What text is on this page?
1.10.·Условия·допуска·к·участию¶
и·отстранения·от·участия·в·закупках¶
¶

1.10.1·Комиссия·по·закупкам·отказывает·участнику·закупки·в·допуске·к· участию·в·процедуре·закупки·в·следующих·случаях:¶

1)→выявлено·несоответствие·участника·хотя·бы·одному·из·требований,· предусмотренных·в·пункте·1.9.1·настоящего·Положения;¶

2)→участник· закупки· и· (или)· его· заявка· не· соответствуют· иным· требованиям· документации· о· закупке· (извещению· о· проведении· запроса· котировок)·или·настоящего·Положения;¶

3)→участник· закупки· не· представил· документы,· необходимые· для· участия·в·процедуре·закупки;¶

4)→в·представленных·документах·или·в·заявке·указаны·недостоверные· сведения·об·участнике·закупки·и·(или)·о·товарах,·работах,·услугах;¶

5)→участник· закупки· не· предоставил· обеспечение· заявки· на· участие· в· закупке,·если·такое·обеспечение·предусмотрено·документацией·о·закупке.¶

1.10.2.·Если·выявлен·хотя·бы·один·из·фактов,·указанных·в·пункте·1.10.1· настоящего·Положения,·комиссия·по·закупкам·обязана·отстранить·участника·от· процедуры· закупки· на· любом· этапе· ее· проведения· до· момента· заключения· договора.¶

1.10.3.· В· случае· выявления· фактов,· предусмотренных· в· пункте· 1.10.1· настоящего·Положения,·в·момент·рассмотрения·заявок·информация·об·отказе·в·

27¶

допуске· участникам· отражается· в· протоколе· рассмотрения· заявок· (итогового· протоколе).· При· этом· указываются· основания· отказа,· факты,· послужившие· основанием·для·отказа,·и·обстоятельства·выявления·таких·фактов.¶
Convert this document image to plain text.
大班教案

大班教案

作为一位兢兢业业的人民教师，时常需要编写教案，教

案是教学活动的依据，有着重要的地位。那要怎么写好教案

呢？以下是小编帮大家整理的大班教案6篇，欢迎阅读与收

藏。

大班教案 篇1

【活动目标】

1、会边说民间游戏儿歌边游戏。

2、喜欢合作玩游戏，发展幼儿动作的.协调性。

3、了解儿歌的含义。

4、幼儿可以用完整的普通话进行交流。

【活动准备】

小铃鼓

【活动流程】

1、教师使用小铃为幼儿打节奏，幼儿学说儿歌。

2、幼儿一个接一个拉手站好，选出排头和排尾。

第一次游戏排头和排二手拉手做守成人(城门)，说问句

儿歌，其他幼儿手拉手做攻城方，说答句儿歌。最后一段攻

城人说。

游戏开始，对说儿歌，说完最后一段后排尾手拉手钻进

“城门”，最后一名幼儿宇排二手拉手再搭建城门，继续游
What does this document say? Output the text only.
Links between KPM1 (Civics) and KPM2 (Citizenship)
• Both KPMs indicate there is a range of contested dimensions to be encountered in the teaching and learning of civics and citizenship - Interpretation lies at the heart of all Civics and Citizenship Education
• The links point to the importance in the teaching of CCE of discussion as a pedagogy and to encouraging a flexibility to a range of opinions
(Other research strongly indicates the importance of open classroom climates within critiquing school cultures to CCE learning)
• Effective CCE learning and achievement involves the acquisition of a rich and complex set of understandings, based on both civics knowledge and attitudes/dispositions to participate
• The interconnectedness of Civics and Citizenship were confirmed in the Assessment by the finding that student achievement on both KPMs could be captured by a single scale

——————

**BRIEF**
Print every entry exactly as it appears.

**CORRECT OUTPUT**
What text is on this page?
1.10.·Условия·допуска·к·участию¶
и·отстранения·от·участия·в·закупках¶
¶

1.10.1·Комиссия·по·закупкам·отказывает·участнику·закупки·в·допуске·к· участию·в·процедуре·закупки·в·следующих·случаях:¶

1)→выявлено·несоответствие·участника·хотя·бы·одному·из·требований,· предусмотренных·в·пункте·1.9.1·настоящего·Положения;¶

2)→участник· закупки· и· (или)· его· заявка· не· соответствуют· иным· требованиям· документации· о· закупке· (извещению· о· проведении· запроса· котировок)·или·настоящего·Положения;¶

3)→участник· закупки· не· представил· документы,· необходимые· для· участия·в·процедуре·закупки;¶

4)→в·представленных·документах·или·в·заявке·указаны·недостоверные· сведения·об·участнике·закупки·и·(или)·о·товарах,·работах,·услугах;¶

5)→участник· закупки· не· предоставил· обеспечение· заявки· на· участие· в· закупке,·если·такое·обеспечение·предусмотрено·документацией·о·закупке.¶

1.10.2.·Если·выявлен·хотя·бы·один·из·фактов,·указанных·в·пункте·1.10.1· настоящего·Положения,·комиссия·по·закупкам·обязана·отстранить·участника·от· процедуры· закупки· на· любом· этапе· ее· проведения· до· момента· заключения· договора.¶

1.10.3.· В· случае· выявления· фактов,· предусмотренных· в· пункте· 1.10.1· настоящего·Положения,·в·момент·рассмотрения·заявок·информация·об·отказе·в·

27¶

допуске· участникам· отражается· в· протоколе· рассмотрения· заявок· (итогового· протоколе).· При· этом· указываются· основания· отказа,· факты,· послужившие· основанием·для·отказа,·и·обстоятельства·выявления·таких·фактов.¶
Convert this document image to plain text.
大班教案

大班教案

作为一位兢兢业业的人民教师，时常需要编写教案，教

案是教学活动的依据，有着重要的地位。那要怎么写好教案

呢？以下是小编帮大家整理的大班教案6篇，欢迎阅读与收

藏。

大班教案 篇1

【活动目标】

1、会边说民间游戏儿歌边游戏。

2、喜欢合作玩游戏，发展幼儿动作的.协调性。

3、了解儿歌的含义。

4、幼儿可以用完整的普通话进行交流。

【活动准备】

小铃鼓

【活动流程】

1、教师使用小铃为幼儿打节奏，幼儿学说儿歌。

2、幼儿一个接一个拉手站好，选出排头和排尾。

第一次游戏排头和排二手拉手做守成人(城门)，说问句

儿歌，其他幼儿手拉手做攻城方，说答句儿歌。最后一段攻

城人说。

游戏开始，对说儿歌，说完最后一段后排尾手拉手钻进

“城门”，最后一名幼儿宇排二手拉手再搭建城门，继续游
What does this document say? Output the text only.
Links between KPM1 (Civics) and KPM2 (Citizenship)
• Both KPMs indicate there is a range of contested dimensions to be encountered in the teaching and learning of civics and citizenship - Interpretation lies at the heart of all Civics and Citizenship Education
• The links point to the importance in the teaching of CCE of discussion as a pedagogy and to encouraging a flexibility to a range of opinions
(Other research strongly indicates the importance of open classroom climates within critiquing school cultures to CCE learning)
• Effective CCE learning and achievement involves the acquisition of a rich and complex set of understandings, based on both civics knowledge and attitudes/dispositions to participate
• The interconnectedness of Civics and Citizenship were confirmed in the Assessment by the finding that student achievement on both KPMs could be captured by a single scale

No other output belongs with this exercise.